:: What is being asked ::
Go through the listing below and list every line with "tiyatroya".

## Begin

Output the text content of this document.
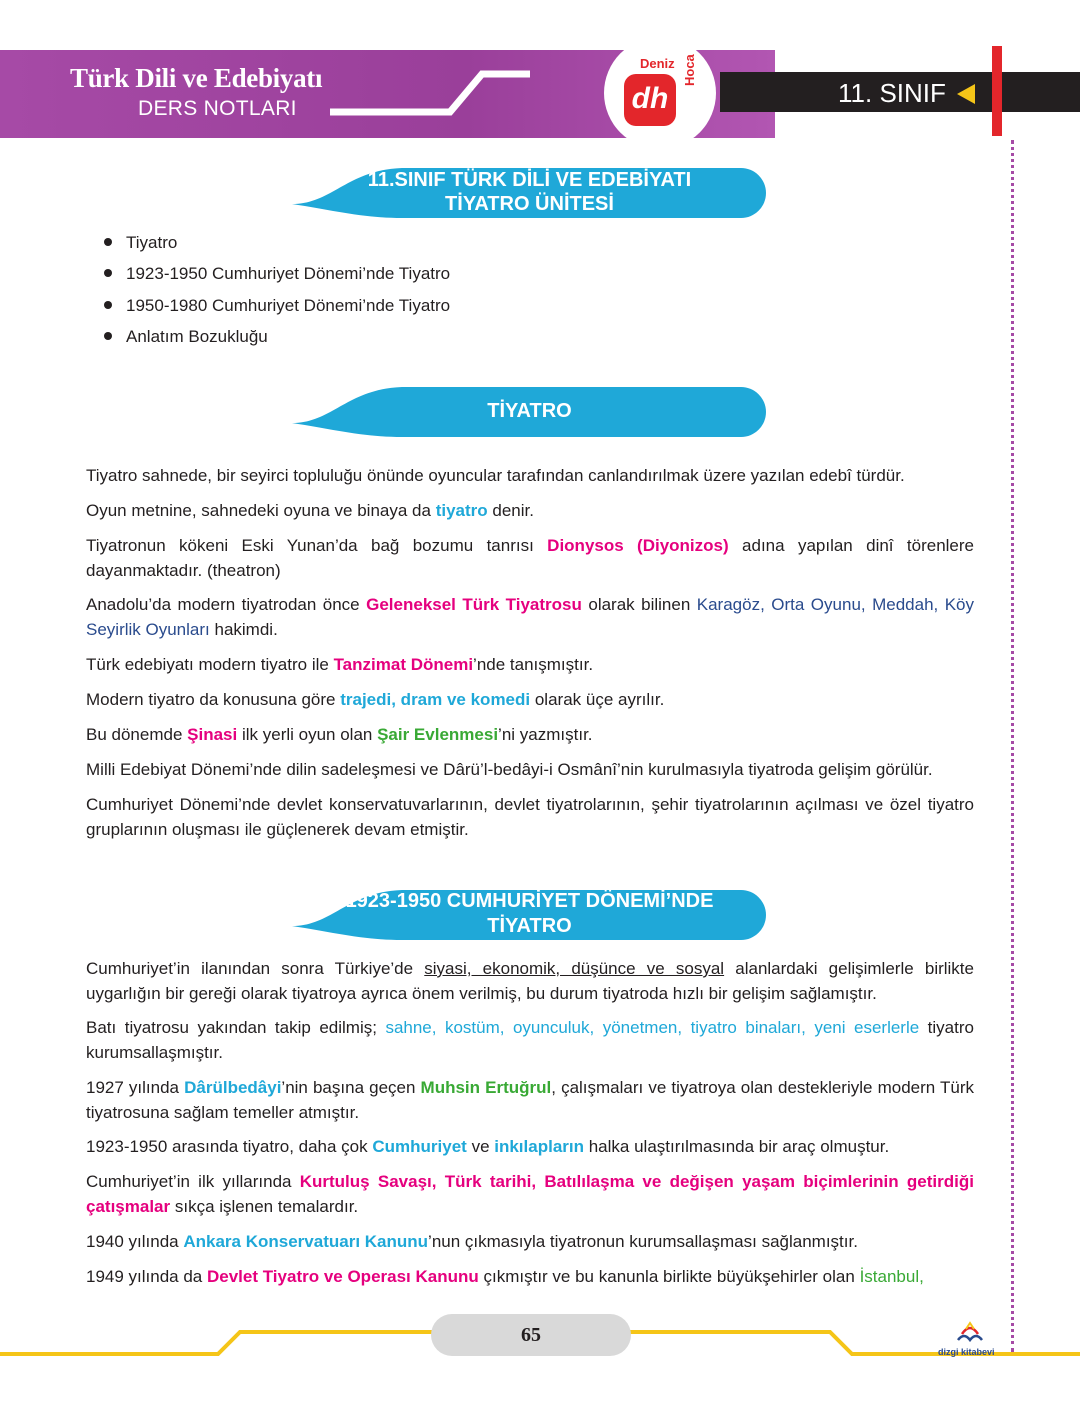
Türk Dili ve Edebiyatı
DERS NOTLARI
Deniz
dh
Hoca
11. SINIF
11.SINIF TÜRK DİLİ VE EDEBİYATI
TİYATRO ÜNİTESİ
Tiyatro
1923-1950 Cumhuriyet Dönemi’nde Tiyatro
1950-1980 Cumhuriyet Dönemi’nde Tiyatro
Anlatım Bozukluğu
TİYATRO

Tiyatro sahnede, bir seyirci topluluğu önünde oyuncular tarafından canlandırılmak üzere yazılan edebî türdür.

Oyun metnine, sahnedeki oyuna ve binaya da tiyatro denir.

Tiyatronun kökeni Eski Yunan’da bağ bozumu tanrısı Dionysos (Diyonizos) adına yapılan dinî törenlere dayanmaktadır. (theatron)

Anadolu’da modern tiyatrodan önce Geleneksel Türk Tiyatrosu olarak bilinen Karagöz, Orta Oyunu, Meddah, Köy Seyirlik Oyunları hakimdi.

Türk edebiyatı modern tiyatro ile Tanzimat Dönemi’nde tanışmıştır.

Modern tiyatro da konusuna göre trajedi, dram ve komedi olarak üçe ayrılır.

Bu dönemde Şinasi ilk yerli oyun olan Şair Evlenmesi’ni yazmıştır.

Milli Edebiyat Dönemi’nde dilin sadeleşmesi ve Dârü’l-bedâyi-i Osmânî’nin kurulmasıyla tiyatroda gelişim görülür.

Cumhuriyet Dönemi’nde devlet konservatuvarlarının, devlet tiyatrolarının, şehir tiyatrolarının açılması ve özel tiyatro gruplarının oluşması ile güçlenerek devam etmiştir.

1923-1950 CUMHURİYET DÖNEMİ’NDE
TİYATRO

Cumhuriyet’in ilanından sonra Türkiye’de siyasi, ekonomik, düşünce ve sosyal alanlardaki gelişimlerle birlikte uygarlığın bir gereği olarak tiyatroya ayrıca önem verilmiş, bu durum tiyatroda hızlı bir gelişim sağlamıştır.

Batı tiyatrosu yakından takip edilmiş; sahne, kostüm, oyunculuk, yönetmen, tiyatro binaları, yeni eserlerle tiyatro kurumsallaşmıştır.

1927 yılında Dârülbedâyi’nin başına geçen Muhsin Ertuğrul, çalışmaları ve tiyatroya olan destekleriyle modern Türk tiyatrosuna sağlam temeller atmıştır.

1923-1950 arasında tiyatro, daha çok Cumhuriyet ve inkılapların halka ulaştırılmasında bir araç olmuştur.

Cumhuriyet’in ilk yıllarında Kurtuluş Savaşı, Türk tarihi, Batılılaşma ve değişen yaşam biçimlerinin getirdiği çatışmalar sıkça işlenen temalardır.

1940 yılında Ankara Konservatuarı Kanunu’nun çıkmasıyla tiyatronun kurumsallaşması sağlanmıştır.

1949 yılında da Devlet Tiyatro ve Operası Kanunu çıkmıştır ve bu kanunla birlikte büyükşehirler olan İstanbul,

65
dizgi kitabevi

## End

:: The solution ::
Cumhuriyet’in ilanından sonra Türkiye’de siyasi, ekonomik, düşünce ve sosyal alanlardaki gelişimlerle birlikte uygarlığın bir gereği olarak tiyatroya ayrıca önem verilmiş, bu durum tiyatroda hızlı bir gelişim sağlamıştır.
1927 yılında Dârülbedâyi’nin başına geçen Muhsin Ertuğrul, çalışmaları ve tiyatroya olan destekleriyle modern Türk tiyatrosuna sağlam temeller atmıştır.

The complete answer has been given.